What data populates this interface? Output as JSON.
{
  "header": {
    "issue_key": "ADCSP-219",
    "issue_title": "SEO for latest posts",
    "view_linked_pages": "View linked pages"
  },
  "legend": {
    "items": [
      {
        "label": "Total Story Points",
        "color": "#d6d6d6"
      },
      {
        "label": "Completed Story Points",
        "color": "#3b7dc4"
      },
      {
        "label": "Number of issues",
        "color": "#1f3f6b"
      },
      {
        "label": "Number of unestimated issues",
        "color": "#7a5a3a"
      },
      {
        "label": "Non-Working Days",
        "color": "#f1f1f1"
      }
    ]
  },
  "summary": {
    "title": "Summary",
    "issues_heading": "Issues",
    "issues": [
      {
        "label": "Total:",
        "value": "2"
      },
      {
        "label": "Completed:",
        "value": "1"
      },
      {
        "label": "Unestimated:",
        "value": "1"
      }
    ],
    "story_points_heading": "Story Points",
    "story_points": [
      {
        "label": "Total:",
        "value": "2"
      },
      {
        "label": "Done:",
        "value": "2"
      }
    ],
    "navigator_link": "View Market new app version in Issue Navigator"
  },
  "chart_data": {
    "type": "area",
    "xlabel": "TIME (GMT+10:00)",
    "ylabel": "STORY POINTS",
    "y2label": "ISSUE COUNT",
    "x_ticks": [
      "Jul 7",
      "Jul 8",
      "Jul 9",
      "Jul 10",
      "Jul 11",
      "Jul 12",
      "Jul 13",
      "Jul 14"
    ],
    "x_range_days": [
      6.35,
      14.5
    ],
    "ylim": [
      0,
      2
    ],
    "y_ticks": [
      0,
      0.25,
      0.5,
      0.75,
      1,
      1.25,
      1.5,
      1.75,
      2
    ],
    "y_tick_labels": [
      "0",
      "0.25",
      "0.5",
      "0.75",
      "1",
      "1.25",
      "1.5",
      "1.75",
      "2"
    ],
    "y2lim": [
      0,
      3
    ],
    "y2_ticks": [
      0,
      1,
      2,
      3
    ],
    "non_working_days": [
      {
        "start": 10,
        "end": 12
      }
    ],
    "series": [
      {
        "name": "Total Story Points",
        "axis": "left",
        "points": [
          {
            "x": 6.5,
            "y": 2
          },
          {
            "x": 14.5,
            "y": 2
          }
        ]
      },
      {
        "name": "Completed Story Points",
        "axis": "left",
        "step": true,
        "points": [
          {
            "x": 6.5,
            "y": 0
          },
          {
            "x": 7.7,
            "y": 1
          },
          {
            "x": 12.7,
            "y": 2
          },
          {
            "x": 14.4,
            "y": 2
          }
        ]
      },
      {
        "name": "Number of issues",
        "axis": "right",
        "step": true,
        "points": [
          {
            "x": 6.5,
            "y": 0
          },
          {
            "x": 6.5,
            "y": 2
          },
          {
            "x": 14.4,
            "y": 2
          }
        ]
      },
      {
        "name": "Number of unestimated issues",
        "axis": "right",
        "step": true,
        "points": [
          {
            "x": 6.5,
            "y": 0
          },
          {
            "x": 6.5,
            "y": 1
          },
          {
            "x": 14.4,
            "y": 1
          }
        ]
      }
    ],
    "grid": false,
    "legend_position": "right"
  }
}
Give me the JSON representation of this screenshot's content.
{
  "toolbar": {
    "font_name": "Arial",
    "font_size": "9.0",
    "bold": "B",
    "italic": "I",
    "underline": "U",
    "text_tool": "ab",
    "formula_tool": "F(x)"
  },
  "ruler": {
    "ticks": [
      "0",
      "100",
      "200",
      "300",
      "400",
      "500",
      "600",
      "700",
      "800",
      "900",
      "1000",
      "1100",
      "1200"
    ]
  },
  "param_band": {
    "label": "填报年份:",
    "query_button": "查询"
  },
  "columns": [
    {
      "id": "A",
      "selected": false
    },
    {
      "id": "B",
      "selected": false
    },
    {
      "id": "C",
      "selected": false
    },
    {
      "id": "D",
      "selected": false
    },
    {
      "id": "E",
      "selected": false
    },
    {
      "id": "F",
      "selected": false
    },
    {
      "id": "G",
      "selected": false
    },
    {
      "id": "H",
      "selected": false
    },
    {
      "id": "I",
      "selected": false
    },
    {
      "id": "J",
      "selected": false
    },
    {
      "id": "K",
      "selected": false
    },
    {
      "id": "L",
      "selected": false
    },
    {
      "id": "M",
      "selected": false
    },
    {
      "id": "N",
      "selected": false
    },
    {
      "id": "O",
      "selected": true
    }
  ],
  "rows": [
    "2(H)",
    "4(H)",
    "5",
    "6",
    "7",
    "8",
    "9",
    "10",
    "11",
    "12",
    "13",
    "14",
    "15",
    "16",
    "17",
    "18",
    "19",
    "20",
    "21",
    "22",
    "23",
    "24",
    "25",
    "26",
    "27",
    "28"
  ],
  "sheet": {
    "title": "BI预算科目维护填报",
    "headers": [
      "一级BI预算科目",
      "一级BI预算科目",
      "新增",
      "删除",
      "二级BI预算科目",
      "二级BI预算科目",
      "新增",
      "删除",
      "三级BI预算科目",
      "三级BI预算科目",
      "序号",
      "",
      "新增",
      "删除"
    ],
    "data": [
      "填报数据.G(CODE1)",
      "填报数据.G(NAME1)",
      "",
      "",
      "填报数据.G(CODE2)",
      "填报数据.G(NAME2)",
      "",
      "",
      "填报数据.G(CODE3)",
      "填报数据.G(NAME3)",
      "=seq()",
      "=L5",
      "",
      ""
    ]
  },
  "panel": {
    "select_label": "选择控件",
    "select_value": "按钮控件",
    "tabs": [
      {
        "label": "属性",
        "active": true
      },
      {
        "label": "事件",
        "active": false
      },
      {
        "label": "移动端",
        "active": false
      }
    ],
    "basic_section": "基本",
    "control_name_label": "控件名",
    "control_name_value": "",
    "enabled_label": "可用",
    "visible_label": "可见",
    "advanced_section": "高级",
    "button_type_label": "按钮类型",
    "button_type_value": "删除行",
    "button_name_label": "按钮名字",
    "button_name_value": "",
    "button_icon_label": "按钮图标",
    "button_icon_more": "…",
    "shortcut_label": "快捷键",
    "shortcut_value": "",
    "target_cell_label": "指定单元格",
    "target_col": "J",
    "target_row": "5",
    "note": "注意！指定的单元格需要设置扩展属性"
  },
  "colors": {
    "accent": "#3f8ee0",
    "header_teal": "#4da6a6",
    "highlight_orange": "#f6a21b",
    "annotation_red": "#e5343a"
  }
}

> Direction
Look through the listing above. Pick out each line with "JSON" and copy it.

> Result for this exercise
What data populates this interface? Output as JSON.
Give me the JSON representation of this screenshot's content.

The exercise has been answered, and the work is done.